Among the records below, find each line that includes the string "What" and copy it.

━━━━━━━━━━━━━━━━━━━━

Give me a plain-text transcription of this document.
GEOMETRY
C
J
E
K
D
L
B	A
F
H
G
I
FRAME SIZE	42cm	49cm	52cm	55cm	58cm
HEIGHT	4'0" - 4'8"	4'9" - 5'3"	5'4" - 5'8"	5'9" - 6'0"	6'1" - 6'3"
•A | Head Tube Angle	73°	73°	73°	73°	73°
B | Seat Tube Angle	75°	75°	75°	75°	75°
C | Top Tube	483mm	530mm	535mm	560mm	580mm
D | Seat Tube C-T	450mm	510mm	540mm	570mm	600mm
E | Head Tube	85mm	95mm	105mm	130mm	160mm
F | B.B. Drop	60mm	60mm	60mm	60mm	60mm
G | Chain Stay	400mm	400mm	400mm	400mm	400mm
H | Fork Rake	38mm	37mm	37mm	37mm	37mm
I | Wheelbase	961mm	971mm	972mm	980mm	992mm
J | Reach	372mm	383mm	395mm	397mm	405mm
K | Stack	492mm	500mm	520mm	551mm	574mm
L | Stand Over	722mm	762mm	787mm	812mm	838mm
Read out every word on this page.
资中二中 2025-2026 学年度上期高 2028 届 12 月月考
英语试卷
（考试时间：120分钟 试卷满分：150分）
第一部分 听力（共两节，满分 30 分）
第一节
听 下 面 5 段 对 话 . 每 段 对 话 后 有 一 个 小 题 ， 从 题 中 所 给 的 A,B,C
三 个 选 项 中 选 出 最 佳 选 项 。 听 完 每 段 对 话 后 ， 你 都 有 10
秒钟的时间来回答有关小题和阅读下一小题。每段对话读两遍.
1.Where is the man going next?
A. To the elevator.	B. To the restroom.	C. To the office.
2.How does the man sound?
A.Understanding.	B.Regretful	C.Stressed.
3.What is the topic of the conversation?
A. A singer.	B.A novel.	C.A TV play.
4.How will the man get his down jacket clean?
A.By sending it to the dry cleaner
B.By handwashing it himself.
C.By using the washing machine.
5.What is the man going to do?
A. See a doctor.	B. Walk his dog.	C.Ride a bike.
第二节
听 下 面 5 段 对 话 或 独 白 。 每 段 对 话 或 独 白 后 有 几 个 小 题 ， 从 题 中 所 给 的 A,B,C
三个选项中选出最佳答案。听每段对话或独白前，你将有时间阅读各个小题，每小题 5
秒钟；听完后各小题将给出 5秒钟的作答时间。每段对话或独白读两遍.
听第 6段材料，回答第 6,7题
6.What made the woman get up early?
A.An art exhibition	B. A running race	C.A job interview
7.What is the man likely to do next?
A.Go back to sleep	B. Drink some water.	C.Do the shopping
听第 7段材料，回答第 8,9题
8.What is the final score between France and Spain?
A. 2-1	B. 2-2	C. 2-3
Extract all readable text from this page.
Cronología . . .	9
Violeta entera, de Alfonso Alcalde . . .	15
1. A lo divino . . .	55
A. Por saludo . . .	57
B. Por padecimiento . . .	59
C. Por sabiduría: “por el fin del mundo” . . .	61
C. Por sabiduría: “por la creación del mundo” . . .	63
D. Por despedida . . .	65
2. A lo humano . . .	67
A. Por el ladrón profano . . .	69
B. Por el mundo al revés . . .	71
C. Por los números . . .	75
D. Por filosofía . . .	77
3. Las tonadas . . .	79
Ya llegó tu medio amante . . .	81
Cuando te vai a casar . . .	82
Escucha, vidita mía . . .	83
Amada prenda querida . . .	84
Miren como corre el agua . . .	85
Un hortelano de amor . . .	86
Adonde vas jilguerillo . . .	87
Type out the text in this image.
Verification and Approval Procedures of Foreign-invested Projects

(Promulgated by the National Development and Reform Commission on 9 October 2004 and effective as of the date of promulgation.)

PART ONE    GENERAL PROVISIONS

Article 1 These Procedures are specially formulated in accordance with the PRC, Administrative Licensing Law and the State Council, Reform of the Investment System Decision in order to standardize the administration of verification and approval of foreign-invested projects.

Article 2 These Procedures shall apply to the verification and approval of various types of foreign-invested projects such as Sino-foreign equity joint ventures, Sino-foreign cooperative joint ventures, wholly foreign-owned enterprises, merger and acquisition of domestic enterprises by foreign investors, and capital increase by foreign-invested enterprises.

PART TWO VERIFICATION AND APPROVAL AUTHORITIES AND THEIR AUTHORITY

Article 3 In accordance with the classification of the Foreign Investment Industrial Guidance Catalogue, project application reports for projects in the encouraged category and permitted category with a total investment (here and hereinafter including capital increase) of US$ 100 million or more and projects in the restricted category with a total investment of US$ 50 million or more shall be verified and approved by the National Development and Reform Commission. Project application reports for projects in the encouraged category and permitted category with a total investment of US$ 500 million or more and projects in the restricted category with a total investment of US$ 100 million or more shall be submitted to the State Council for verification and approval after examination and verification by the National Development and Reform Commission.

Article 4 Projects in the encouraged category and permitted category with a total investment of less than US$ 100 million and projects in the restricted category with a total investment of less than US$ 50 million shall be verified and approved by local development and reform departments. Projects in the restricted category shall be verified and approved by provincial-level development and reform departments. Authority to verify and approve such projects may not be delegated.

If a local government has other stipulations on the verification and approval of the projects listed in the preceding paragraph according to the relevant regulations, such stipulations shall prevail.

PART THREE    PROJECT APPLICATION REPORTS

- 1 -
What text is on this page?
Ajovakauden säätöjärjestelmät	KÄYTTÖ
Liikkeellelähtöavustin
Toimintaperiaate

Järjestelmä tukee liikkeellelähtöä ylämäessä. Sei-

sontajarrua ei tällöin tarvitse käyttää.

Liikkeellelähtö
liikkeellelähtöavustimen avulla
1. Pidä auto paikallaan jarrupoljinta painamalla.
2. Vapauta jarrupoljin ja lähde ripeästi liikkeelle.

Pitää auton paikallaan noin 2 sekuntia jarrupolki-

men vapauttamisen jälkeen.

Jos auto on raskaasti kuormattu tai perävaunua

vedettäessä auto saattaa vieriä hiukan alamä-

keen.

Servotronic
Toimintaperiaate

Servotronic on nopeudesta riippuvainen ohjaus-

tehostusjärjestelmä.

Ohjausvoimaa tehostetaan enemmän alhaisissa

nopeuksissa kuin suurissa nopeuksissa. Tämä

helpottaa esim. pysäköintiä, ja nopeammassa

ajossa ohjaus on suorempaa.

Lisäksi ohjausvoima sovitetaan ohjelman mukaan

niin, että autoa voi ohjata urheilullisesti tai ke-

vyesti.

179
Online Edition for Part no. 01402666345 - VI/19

━━━━━━━━━━━━━━━━━━━━

CORRECT RESPONSE ->
3.What is the topic of the conversation?
5.What is the man going to do?
6.What made the woman get up early?
7.What is the man likely to do next?
8.What is the final score between France and Spain?
What text is on this page?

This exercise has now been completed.